## Task statement
List every line in this data where the string "giallo" occurs.

Data records:
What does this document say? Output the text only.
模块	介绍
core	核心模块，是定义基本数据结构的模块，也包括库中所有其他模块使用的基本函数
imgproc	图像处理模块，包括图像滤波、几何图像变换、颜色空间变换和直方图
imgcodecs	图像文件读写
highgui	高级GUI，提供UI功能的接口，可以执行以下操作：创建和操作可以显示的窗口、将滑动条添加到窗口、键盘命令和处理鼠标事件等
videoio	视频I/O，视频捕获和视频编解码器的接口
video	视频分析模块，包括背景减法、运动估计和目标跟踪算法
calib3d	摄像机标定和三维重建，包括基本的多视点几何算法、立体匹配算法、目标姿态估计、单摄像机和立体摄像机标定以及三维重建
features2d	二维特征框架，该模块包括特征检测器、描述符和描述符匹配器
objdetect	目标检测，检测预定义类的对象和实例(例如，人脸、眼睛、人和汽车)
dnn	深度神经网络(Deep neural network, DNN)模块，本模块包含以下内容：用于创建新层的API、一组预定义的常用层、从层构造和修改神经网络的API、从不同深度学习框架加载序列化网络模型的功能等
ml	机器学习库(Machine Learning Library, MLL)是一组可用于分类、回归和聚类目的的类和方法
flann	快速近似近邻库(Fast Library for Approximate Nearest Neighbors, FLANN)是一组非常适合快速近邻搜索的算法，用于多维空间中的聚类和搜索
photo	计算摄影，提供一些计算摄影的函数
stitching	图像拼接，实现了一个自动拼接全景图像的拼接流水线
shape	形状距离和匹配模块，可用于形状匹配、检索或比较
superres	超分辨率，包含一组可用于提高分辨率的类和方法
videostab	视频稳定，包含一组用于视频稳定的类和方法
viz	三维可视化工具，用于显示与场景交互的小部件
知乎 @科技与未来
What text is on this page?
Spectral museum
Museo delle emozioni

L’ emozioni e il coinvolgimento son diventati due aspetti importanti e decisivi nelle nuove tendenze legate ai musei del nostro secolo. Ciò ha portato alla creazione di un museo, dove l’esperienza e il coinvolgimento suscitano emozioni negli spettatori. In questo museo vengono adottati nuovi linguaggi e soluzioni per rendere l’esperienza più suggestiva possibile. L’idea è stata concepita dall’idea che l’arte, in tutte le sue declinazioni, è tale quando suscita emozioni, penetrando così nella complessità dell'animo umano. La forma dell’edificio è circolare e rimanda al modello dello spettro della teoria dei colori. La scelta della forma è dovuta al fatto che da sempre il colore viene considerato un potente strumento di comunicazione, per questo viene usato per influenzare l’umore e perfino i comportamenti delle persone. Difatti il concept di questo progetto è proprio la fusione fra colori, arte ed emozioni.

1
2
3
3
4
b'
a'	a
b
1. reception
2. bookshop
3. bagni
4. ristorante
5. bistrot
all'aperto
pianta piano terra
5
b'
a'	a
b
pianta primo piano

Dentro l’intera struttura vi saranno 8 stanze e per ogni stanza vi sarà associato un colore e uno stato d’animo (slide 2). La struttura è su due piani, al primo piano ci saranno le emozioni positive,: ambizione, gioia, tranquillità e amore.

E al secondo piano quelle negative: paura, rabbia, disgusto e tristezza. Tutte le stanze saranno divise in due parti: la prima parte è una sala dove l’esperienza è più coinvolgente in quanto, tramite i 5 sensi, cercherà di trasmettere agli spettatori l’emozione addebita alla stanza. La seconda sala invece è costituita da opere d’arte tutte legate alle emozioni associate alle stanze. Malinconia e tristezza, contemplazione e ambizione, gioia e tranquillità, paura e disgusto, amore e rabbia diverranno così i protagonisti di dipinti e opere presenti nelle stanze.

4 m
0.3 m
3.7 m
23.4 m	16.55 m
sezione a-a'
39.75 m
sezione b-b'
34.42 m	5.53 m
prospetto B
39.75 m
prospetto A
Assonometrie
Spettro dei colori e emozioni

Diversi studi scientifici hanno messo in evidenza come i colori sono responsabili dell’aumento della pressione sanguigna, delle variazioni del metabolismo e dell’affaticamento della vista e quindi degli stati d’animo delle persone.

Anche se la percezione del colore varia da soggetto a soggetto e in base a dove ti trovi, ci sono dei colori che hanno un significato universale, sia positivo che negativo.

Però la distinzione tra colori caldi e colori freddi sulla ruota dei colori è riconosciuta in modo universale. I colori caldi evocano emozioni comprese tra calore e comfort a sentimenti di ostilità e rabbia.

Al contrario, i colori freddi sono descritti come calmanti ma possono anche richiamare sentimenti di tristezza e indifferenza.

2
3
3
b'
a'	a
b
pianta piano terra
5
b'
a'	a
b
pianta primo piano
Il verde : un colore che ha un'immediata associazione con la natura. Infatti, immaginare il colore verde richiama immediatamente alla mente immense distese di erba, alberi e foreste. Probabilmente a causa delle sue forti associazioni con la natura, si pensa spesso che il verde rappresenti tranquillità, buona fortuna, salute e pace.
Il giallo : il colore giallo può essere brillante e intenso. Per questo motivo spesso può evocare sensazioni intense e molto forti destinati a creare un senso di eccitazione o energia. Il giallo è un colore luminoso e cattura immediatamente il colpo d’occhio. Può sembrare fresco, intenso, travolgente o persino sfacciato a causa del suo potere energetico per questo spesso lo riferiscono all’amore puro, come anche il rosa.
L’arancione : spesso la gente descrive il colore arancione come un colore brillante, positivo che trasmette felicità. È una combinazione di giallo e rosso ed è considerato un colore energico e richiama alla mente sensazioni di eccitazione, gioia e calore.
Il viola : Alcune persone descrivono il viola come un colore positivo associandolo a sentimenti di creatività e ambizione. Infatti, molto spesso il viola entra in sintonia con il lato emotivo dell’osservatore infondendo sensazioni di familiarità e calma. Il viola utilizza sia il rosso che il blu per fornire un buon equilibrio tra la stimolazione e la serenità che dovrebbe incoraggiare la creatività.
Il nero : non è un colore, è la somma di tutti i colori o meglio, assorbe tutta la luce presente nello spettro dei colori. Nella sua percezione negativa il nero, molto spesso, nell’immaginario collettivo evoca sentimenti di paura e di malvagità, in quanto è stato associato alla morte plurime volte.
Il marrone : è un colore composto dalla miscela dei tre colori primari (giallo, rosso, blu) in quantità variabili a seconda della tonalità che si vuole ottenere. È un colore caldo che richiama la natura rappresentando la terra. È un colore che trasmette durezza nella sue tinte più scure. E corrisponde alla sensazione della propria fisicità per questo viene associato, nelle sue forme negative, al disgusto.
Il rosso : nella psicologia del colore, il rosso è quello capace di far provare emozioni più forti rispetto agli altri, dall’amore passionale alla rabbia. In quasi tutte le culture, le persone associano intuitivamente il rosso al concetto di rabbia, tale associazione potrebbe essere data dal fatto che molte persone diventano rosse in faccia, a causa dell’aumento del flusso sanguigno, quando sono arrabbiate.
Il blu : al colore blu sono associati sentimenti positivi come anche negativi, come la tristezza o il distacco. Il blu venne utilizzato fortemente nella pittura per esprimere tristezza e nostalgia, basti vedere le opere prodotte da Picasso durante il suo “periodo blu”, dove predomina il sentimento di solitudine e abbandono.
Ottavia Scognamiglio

## Exercise response
Il giallo : il colore giallo può essere brillante e intenso. Per questo motivo spesso può evocare sensazioni intense e molto forti destinati a creare un senso di eccitazione o energia. Il giallo è un colore luminoso e cattura immediatamente il colpo d’occhio. Può sembrare fresco, intenso, travolgente o persino sfacciato a causa del suo potere energetico per questo spesso lo riferiscono all’amore puro, come anche il rosa.
L’arancione : spesso la gente descrive il colore arancione come un colore brillante, positivo che trasmette felicità. È una combinazione di giallo e rosso ed è considerato un colore energico e richiama alla mente sensazioni di eccitazione, gioia e calore.
Il marrone : è un colore composto dalla miscela dei tre colori primari (giallo, rosso, blu) in quantità variabili a seconda della tonalità che si vuole ottenere. È un colore caldo che richiama la natura rappresentando la terra. È un colore che trasmette durezza nella sue tinte più scure. E corrisponde alla sensazione della propria fisicità per questo viene associato, nelle sue forme negative, al disgusto.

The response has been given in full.